Data entries:

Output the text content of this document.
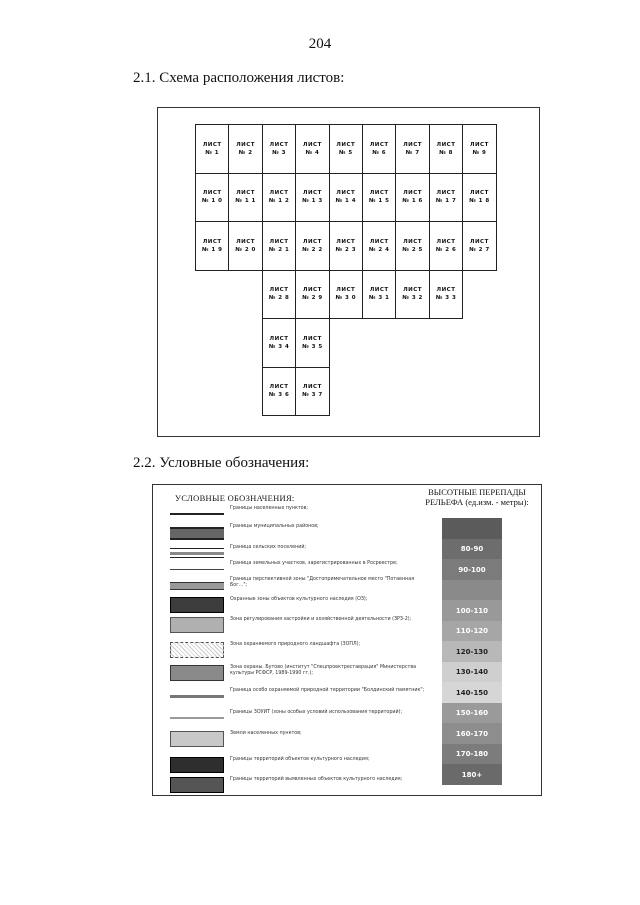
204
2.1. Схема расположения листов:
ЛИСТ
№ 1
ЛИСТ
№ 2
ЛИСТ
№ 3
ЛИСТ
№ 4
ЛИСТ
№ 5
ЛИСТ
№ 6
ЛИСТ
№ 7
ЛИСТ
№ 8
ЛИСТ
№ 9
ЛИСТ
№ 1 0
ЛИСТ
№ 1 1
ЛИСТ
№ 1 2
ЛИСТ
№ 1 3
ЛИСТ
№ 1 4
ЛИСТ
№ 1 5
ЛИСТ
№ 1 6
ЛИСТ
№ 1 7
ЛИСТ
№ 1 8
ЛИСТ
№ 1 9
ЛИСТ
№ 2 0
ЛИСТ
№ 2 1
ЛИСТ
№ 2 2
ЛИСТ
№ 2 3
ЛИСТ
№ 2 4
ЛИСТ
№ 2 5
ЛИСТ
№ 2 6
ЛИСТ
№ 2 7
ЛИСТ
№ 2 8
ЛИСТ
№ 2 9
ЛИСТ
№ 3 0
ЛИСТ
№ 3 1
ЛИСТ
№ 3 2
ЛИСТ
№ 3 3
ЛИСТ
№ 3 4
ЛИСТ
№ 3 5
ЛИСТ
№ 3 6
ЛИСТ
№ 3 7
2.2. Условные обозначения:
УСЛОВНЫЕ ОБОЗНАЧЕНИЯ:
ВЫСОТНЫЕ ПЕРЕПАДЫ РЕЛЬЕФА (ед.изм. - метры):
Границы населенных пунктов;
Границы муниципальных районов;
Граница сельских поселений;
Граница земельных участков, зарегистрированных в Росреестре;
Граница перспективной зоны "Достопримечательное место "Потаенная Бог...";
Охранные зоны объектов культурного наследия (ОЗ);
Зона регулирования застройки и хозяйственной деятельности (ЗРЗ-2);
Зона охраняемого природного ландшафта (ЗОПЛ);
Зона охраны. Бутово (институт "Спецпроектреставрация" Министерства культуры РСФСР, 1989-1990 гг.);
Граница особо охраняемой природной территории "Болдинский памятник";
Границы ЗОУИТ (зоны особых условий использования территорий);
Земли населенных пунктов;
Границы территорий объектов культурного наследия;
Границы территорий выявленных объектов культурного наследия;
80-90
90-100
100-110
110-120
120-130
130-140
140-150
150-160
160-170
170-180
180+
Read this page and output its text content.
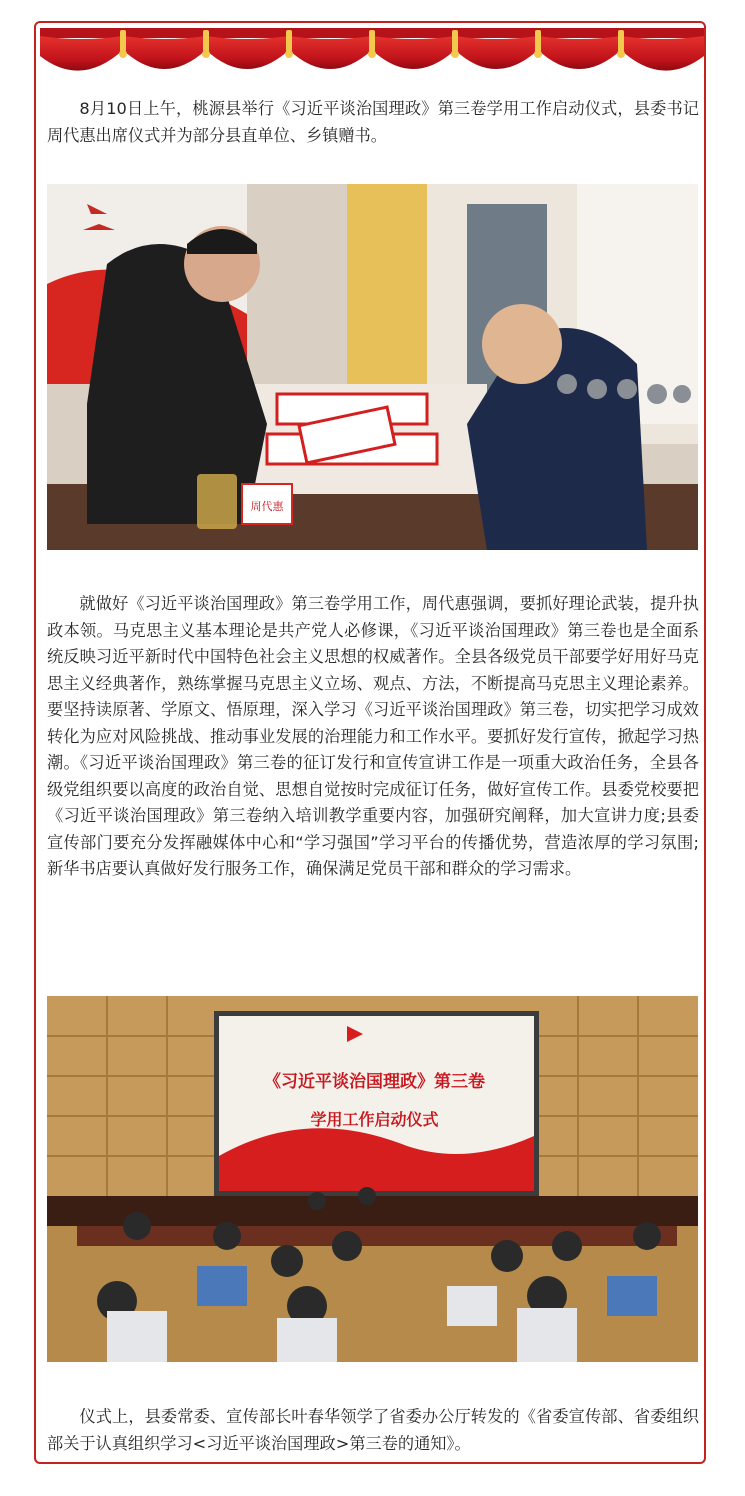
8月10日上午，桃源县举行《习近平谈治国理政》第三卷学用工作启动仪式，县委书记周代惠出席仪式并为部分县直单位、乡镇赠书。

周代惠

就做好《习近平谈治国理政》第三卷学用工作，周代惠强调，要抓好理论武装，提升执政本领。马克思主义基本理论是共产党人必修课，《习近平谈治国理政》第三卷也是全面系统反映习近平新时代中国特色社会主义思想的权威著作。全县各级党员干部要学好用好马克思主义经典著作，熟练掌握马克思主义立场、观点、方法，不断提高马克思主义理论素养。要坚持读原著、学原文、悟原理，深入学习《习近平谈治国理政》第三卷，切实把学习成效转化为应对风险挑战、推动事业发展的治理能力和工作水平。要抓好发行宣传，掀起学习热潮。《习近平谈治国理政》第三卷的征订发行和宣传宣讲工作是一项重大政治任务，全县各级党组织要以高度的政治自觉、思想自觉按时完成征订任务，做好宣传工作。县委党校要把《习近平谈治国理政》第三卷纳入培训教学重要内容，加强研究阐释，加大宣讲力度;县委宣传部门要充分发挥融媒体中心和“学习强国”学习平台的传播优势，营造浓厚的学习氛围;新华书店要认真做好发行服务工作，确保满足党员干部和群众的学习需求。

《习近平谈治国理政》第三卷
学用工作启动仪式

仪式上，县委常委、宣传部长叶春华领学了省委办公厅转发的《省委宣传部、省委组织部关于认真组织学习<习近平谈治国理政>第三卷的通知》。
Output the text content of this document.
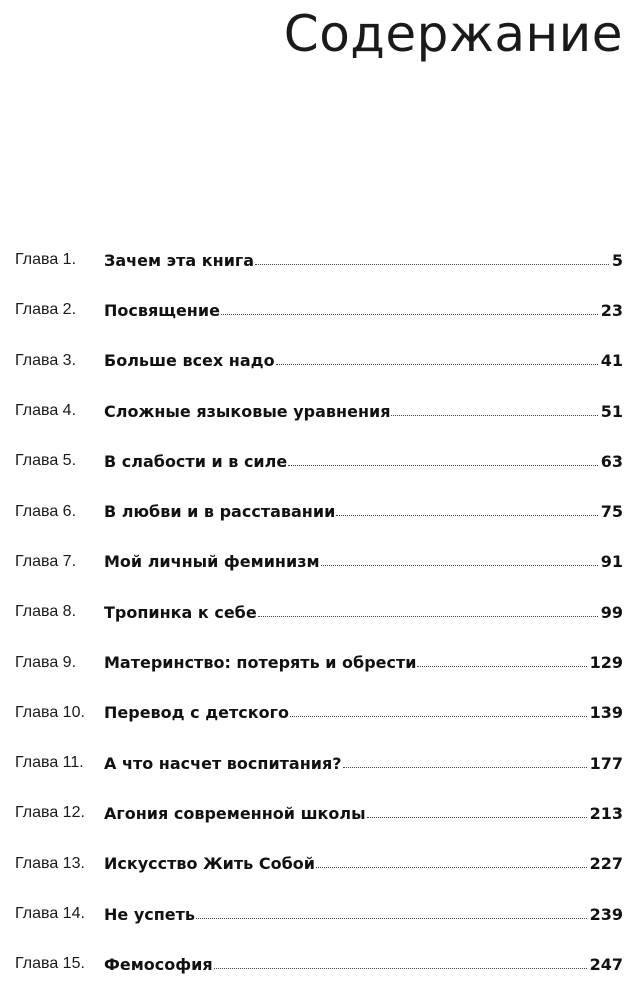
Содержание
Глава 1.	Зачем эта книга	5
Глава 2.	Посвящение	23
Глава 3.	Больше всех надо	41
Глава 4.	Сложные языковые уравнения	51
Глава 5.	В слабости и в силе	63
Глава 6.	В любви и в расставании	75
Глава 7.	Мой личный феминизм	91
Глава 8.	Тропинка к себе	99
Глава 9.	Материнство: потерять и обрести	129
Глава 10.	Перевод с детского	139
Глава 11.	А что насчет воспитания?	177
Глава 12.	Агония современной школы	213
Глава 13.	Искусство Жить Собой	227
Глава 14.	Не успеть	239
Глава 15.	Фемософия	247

Short exercise: Write out the full listing verbatim, excluding its pictures.

Task result:
Output the text content of this document.
204
2.1. Схема расположения листов:
ЛИСТ
№ 1
ЛИСТ
№ 2
ЛИСТ
№ 3
ЛИСТ
№ 4
ЛИСТ
№ 5
ЛИСТ
№ 6
ЛИСТ
№ 7
ЛИСТ
№ 8
ЛИСТ
№ 9
ЛИСТ
№ 1 0
ЛИСТ
№ 1 1
ЛИСТ
№ 1 2
ЛИСТ
№ 1 3
ЛИСТ
№ 1 4
ЛИСТ
№ 1 5
ЛИСТ
№ 1 6
ЛИСТ
№ 1 7
ЛИСТ
№ 1 8
ЛИСТ
№ 1 9
ЛИСТ
№ 2 0
ЛИСТ
№ 2 1
ЛИСТ
№ 2 2
ЛИСТ
№ 2 3
ЛИСТ
№ 2 4
ЛИСТ
№ 2 5
ЛИСТ
№ 2 6
ЛИСТ
№ 2 7
ЛИСТ
№ 2 8
ЛИСТ
№ 2 9
ЛИСТ
№ 3 0
ЛИСТ
№ 3 1
ЛИСТ
№ 3 2
ЛИСТ
№ 3 3
ЛИСТ
№ 3 4
ЛИСТ
№ 3 5
ЛИСТ
№ 3 6
ЛИСТ
№ 3 7
2.2. Условные обозначения:
УСЛОВНЫЕ ОБОЗНАЧЕНИЯ:
ВЫСОТНЫЕ ПЕРЕПАДЫ РЕЛЬЕФА (ед.изм. - метры):
Границы населенных пунктов;
Границы муниципальных районов;
Граница сельских поселений;
Граница земельных участков, зарегистрированных в Росреестре;
Граница перспективной зоны "Достопримечательное место "Потаенная Бог...";
Охранные зоны объектов культурного наследия (ОЗ);
Зона регулирования застройки и хозяйственной деятельности (ЗРЗ-2);
Зона охраняемого природного ландшафта (ЗОПЛ);
Зона охраны. Бутово (институт "Спецпроектреставрация" Министерства культуры РСФСР, 1989-1990 гг.);
Граница особо охраняемой природной территории "Болдинский памятник";
Границы ЗОУИТ (зоны особых условий использования территорий);
Земли населенных пунктов;
Границы территорий объектов культурного наследия;
Границы территорий выявленных объектов культурного наследия;
80-90
90-100
100-110
110-120
120-130
130-140
140-150
150-160
160-170
170-180
180+
Read this page and output its text content.
8月10日上午，桃源县举行《习近平谈治国理政》第三卷学用工作启动仪式，县委书记周代惠出席仪式并为部分县直单位、乡镇赠书。

周代惠

就做好《习近平谈治国理政》第三卷学用工作，周代惠强调，要抓好理论武装，提升执政本领。马克思主义基本理论是共产党人必修课，《习近平谈治国理政》第三卷也是全面系统反映习近平新时代中国特色社会主义思想的权威著作。全县各级党员干部要学好用好马克思主义经典著作，熟练掌握马克思主义立场、观点、方法，不断提高马克思主义理论素养。要坚持读原著、学原文、悟原理，深入学习《习近平谈治国理政》第三卷，切实把学习成效转化为应对风险挑战、推动事业发展的治理能力和工作水平。要抓好发行宣传，掀起学习热潮。《习近平谈治国理政》第三卷的征订发行和宣传宣讲工作是一项重大政治任务，全县各级党组织要以高度的政治自觉、思想自觉按时完成征订任务，做好宣传工作。县委党校要把《习近平谈治国理政》第三卷纳入培训教学重要内容，加强研究阐释，加大宣讲力度;县委宣传部门要充分发挥融媒体中心和“学习强国”学习平台的传播优势，营造浓厚的学习氛围;新华书店要认真做好发行服务工作，确保满足党员干部和群众的学习需求。

《习近平谈治国理政》第三卷
学用工作启动仪式

仪式上，县委常委、宣传部长叶春华领学了省委办公厅转发的《省委宣传部、省委组织部关于认真组织学习<习近平谈治国理政>第三卷的通知》。
Output the text content of this document.
Содержание
Глава 1.	Зачем эта книга	5
Глава 2.	Посвящение	23
Глава 3.	Больше всех надо	41
Глава 4.	Сложные языковые уравнения	51
Глава 5.	В слабости и в силе	63
Глава 6.	В любви и в расставании	75
Глава 7.	Мой личный феминизм	91
Глава 8.	Тропинка к себе	99
Глава 9.	Материнство: потерять и обрести	129
Глава 10.	Перевод с детского	139
Глава 11.	А что насчет воспитания?	177
Глава 12.	Агония современной школы	213
Глава 13.	Искусство Жить Собой	227
Глава 14.	Не успеть	239
Глава 15.	Фемософия	247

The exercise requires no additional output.